** start Records for this task **
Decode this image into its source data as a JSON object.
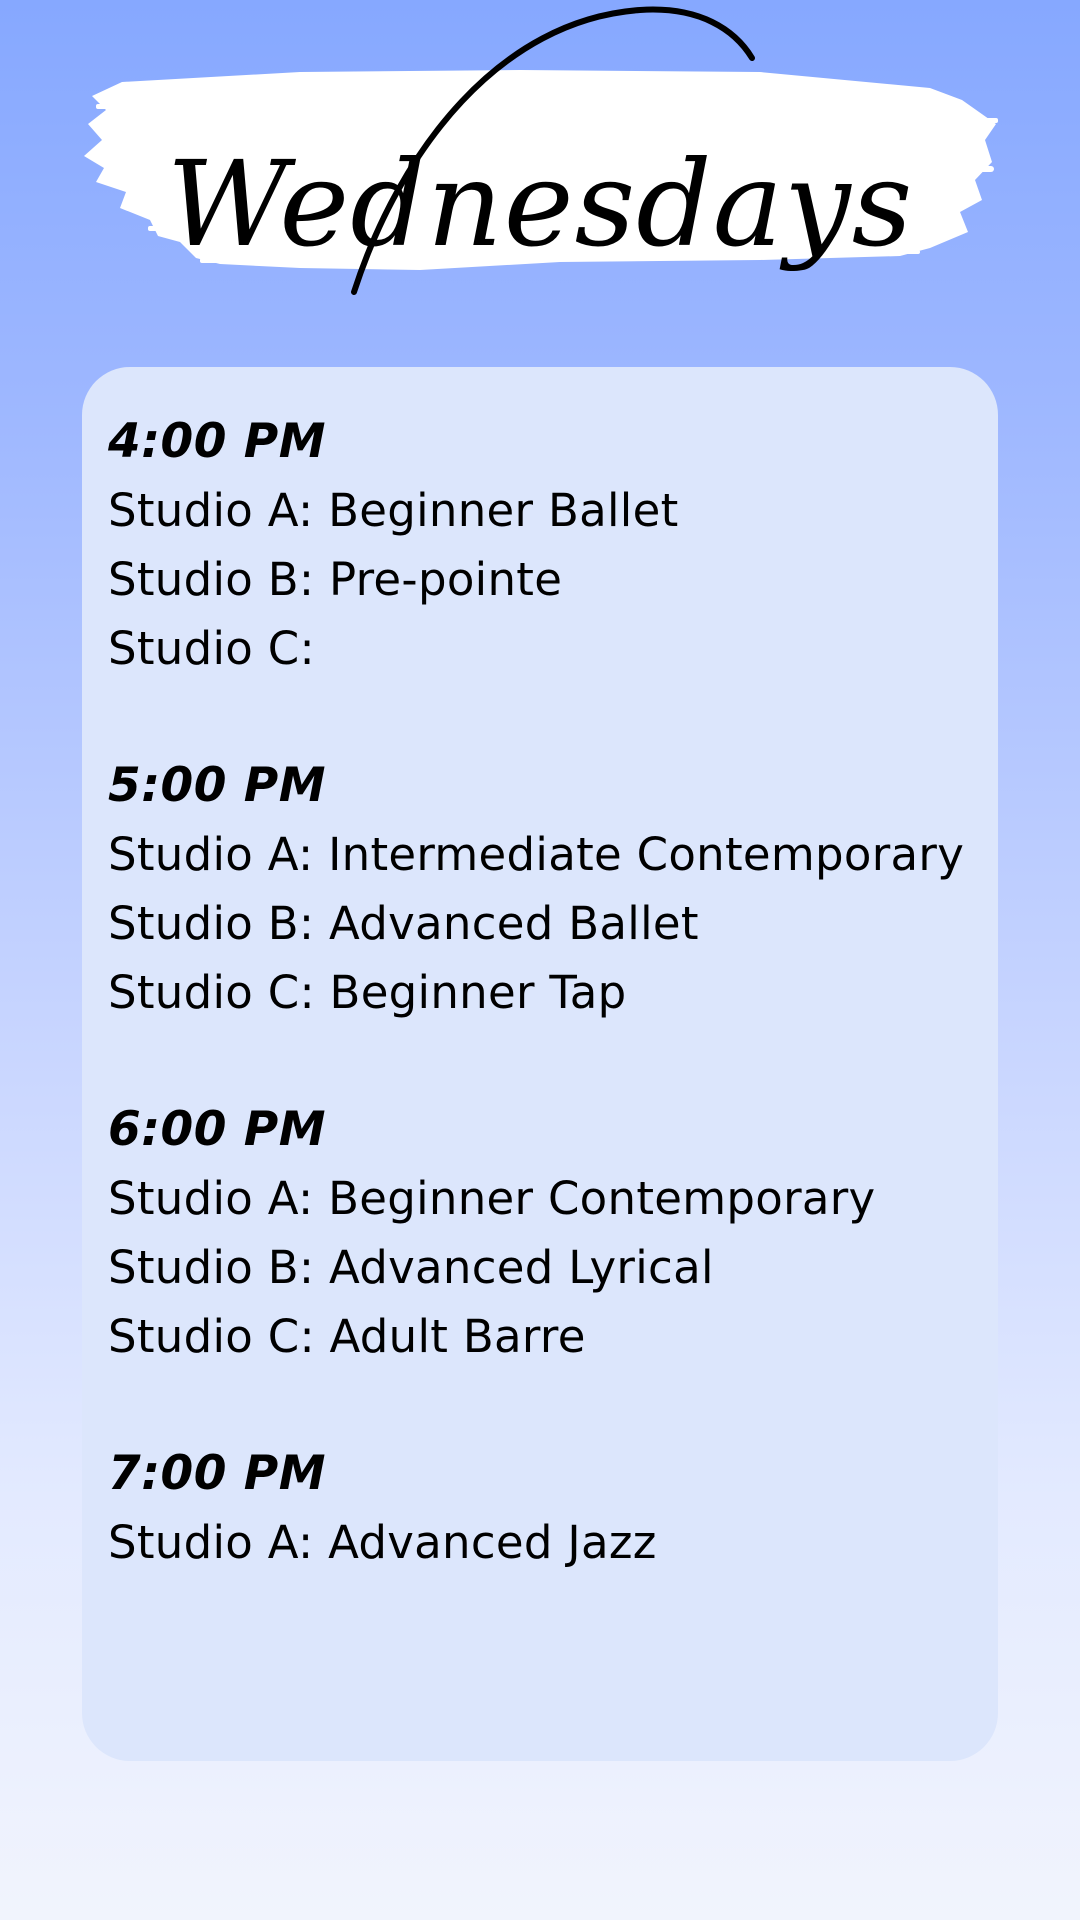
{
  "title": "Wednesdays",
  "colors": {
    "background_top": "#86a8ff",
    "background_bottom": "#f1f4fd",
    "card": "#dce6fc",
    "brush_stroke": "#ffffff",
    "text": "#000000"
  },
  "schedule": [
    {
      "time": "4:00 PM",
      "classes": [
        "Studio A: Beginner Ballet",
        "Studio B: Pre-pointe",
        "Studio C:"
      ]
    },
    {
      "time": "5:00 PM",
      "classes": [
        "Studio A: Intermediate Contemporary",
        "Studio B: Advanced Ballet",
        "Studio C: Beginner Tap"
      ]
    },
    {
      "time": "6:00 PM",
      "classes": [
        "Studio A: Beginner Contemporary",
        "Studio B: Advanced Lyrical",
        "Studio C: Adult Barre"
      ]
    },
    {
      "time": "7:00 PM",
      "classes": [
        "Studio A: Advanced Jazz"
      ]
    }
  ]
}
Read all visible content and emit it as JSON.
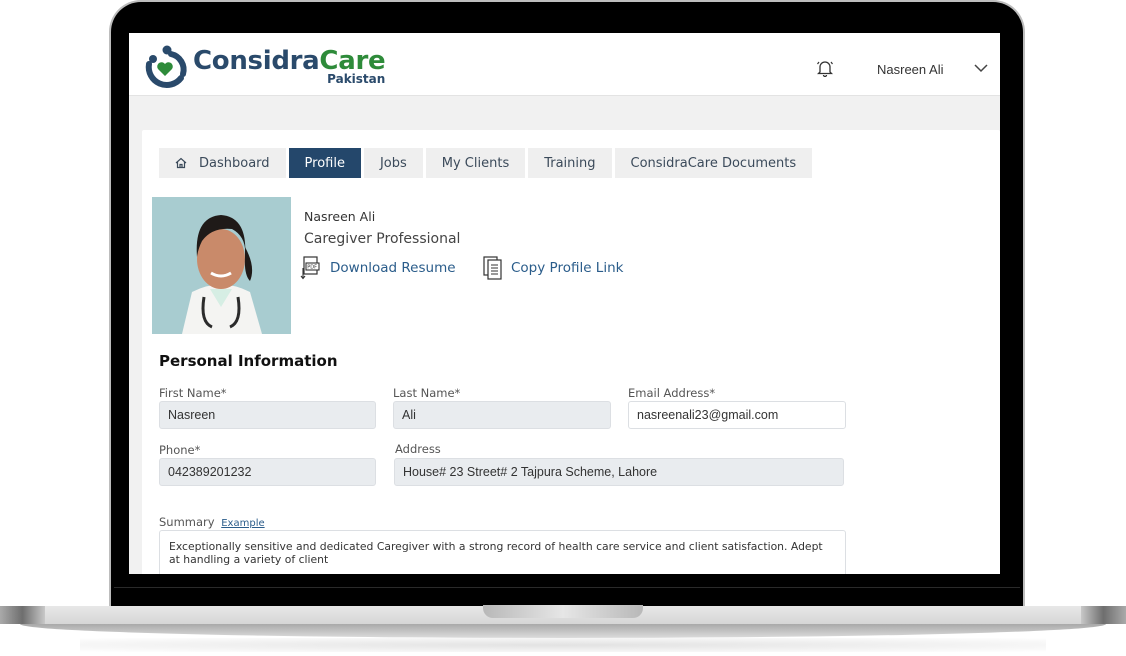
{
  "app": {
    "brand_primary": "Considra",
    "brand_accent": "Care",
    "brand_region": "Pakistan",
    "colors": {
      "brand_navy": "#2a4a6b",
      "brand_green": "#2e8b3a",
      "active_tab": "#24476b",
      "link": "#2a5c8a"
    }
  },
  "header": {
    "notification_icon": "bell-icon",
    "user_name": "Nasreen Ali",
    "user_menu_icon": "chevron-down-icon"
  },
  "tabs": [
    {
      "label": "Dashboard",
      "icon": "home-icon",
      "active": false
    },
    {
      "label": "Profile",
      "active": true
    },
    {
      "label": "Jobs",
      "active": false
    },
    {
      "label": "My Clients",
      "active": false
    },
    {
      "label": "Training",
      "active": false
    },
    {
      "label": "ConsidraCare Documents",
      "active": false
    }
  ],
  "profile": {
    "name": "Nasreen Ali",
    "title": "Caregiver Professional",
    "download_resume_label": "Download Resume",
    "copy_link_label": "Copy Profile Link"
  },
  "personal_info": {
    "section_title": "Personal Information",
    "first_name": {
      "label": "First Name*",
      "value": "Nasreen"
    },
    "last_name": {
      "label": "Last Name*",
      "value": "Ali"
    },
    "email": {
      "label": "Email Address*",
      "value": "nasreenali23@gmail.com"
    },
    "phone": {
      "label": "Phone*",
      "value": "042389201232"
    },
    "address": {
      "label": "Address",
      "value": "House# 23 Street# 2 Tajpura Scheme, Lahore"
    },
    "summary": {
      "label": "Summary",
      "example_link": "Example",
      "value": "Exceptionally sensitive and dedicated Caregiver with a strong record of health care service and client satisfaction. Adept at handling a variety of client"
    }
  }
}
** end Records for this task **
• _Challenge_: Identify each line containing the string "icon" and copy it out.

• _Worked solution_:
    "notification_icon": "bell-icon",
    "user_menu_icon": "chevron-down-icon"
      "icon": "home-icon",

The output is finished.